Task:
Read the records and gather each line that includes "организаций".

Extracted records

^^^^^^^^^^^^^^^^

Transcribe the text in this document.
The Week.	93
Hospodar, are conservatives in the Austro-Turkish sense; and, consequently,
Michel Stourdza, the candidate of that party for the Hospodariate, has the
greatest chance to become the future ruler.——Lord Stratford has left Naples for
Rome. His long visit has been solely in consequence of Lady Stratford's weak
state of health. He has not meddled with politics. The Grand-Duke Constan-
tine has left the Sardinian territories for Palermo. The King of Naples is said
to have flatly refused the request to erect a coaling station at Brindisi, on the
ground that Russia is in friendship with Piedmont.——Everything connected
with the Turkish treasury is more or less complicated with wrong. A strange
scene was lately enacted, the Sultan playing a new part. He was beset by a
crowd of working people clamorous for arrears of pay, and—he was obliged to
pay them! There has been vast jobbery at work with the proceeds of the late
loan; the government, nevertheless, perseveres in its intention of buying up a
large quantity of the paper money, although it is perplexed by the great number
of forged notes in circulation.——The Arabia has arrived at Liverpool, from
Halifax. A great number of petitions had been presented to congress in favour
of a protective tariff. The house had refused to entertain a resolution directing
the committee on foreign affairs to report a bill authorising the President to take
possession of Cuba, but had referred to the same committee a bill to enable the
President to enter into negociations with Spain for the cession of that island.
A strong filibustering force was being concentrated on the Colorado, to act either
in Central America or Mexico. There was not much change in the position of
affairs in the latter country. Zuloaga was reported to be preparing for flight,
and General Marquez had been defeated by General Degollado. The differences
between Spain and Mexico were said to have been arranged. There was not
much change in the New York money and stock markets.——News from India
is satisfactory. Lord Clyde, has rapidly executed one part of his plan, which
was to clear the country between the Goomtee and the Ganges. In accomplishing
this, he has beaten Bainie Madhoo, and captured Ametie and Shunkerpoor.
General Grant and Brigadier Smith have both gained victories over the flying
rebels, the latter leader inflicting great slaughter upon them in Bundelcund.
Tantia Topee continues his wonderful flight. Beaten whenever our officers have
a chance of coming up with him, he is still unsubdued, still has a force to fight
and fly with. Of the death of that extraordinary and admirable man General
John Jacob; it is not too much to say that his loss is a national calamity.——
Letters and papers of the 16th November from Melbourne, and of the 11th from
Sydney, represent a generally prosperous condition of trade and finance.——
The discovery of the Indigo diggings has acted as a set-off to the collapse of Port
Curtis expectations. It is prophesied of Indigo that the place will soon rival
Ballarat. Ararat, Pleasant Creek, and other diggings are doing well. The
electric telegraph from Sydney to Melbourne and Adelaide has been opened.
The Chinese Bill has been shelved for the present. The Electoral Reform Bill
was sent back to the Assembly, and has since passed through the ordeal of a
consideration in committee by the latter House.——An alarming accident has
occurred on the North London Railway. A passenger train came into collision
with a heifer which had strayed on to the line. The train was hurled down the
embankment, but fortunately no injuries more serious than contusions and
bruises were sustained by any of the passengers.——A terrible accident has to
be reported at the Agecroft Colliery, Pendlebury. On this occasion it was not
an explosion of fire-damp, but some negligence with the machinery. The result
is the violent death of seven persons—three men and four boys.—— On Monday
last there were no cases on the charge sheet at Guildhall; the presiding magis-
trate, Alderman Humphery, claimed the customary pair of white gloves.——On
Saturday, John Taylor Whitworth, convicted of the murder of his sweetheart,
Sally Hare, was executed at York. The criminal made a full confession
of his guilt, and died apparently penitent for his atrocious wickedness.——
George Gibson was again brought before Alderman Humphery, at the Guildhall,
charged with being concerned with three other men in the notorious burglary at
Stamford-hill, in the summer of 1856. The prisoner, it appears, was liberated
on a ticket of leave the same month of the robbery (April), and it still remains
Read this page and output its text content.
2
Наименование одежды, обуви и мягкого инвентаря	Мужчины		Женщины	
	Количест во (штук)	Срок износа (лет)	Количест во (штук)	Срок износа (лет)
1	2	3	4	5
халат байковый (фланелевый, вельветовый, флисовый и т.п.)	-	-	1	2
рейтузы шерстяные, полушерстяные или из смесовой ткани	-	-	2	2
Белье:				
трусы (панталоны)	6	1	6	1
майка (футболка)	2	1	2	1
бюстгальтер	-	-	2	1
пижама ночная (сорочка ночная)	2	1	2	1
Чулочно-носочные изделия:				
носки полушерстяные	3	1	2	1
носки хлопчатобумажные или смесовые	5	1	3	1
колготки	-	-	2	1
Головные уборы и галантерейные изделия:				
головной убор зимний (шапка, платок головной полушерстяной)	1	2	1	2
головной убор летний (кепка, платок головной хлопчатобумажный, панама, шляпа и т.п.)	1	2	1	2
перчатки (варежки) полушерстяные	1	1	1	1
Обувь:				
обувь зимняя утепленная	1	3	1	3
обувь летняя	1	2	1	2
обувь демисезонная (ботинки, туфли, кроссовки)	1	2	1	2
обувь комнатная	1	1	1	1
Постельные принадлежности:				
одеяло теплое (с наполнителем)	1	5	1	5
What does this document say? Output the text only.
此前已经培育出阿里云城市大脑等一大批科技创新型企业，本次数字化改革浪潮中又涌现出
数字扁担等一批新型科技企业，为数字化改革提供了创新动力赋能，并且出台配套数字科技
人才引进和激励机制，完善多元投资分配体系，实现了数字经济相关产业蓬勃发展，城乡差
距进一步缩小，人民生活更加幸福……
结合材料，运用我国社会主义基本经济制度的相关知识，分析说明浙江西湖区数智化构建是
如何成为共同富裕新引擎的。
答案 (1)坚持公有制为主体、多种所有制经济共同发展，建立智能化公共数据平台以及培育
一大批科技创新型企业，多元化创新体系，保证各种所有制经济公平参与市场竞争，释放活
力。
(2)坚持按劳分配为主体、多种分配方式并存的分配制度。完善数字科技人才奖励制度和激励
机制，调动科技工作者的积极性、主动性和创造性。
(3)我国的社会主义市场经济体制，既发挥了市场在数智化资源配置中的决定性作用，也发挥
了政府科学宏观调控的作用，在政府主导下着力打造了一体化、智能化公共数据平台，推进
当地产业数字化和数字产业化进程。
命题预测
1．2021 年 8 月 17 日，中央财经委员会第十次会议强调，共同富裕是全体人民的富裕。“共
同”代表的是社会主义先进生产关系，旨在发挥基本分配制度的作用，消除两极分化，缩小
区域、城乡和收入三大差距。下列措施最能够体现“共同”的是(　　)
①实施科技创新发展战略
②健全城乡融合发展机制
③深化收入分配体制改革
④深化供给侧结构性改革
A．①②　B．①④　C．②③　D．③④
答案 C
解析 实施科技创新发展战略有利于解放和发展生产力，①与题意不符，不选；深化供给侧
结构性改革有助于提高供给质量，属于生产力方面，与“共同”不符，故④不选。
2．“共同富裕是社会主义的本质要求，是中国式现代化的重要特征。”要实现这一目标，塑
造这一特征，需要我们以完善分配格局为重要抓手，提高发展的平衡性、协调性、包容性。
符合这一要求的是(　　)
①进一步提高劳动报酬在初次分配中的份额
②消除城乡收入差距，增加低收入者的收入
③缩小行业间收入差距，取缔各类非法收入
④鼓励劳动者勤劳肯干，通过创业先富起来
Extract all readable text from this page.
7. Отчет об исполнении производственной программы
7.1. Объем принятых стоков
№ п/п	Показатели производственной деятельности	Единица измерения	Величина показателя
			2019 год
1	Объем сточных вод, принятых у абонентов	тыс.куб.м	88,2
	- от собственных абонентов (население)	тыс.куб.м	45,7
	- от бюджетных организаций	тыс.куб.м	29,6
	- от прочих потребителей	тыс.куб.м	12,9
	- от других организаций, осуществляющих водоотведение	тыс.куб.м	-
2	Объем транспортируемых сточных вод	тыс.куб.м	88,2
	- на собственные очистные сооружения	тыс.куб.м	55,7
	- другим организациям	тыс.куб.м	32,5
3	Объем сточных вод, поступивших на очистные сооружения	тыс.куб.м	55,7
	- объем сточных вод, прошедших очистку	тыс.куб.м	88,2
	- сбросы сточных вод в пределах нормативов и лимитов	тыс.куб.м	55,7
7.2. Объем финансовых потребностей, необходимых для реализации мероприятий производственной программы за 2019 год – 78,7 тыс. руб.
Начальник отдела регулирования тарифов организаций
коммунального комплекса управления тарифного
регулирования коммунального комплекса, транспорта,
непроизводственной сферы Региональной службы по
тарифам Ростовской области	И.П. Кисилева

^^^^^^^^^^^^^^^^

Written solution:
	- от бюджетных организаций	тыс.куб.м	29,6
	- от других организаций, осуществляющих водоотведение	тыс.куб.м	-
Начальник отдела регулирования тарифов организаций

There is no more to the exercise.